Problem to work on: Among the entries that follow, tally the lines with the string "Myeloid". Give no more than the number.
——————————
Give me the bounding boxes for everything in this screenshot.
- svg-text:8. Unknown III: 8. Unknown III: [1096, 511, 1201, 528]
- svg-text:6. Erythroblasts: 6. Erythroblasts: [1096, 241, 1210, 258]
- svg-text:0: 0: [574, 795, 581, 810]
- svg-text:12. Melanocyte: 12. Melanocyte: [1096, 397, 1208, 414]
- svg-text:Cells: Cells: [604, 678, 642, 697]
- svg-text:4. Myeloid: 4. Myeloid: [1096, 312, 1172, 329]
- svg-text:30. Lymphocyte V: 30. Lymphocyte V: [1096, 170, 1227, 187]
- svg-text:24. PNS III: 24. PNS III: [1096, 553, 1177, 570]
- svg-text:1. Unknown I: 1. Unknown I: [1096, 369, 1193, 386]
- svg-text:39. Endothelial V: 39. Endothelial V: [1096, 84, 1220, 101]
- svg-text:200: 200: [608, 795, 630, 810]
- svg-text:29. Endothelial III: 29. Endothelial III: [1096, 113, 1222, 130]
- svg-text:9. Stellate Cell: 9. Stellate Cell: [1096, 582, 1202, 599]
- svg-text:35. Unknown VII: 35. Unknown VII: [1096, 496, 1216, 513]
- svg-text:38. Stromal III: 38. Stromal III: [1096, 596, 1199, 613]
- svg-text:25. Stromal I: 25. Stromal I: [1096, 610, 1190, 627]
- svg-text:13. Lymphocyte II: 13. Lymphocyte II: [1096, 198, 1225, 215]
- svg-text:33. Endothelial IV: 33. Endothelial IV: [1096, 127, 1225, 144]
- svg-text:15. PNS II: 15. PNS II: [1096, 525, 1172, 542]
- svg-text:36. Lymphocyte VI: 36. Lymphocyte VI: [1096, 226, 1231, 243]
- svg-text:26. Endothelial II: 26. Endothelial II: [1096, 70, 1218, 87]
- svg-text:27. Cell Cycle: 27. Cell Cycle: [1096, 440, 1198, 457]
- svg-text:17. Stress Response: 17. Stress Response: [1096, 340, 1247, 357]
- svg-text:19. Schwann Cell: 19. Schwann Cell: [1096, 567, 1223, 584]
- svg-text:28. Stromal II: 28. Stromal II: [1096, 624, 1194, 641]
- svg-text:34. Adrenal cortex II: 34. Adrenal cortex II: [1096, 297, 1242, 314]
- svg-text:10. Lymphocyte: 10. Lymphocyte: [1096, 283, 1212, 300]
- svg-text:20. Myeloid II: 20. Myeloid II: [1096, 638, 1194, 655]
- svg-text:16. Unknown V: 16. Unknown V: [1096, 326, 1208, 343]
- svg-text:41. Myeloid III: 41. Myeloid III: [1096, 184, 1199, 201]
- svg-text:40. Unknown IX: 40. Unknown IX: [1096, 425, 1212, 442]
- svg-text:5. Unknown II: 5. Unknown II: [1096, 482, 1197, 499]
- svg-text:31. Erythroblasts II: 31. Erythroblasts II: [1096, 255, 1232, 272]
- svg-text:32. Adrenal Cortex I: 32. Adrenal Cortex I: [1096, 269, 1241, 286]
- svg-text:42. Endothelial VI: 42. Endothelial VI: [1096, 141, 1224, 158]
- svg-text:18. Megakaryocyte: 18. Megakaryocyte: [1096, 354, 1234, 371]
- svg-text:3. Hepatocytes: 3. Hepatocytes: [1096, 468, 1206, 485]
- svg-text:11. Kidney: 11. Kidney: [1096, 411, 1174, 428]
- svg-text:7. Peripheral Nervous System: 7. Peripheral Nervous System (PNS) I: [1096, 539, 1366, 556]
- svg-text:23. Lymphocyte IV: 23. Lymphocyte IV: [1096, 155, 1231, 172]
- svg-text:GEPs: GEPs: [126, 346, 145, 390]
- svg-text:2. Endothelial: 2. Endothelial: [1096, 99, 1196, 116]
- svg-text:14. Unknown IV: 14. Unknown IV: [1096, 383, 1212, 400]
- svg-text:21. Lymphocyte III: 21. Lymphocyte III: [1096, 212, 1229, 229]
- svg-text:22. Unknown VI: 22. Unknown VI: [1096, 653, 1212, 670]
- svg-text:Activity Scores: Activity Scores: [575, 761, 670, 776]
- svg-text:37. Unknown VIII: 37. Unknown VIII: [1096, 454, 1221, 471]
——————————
Exercise answer: 3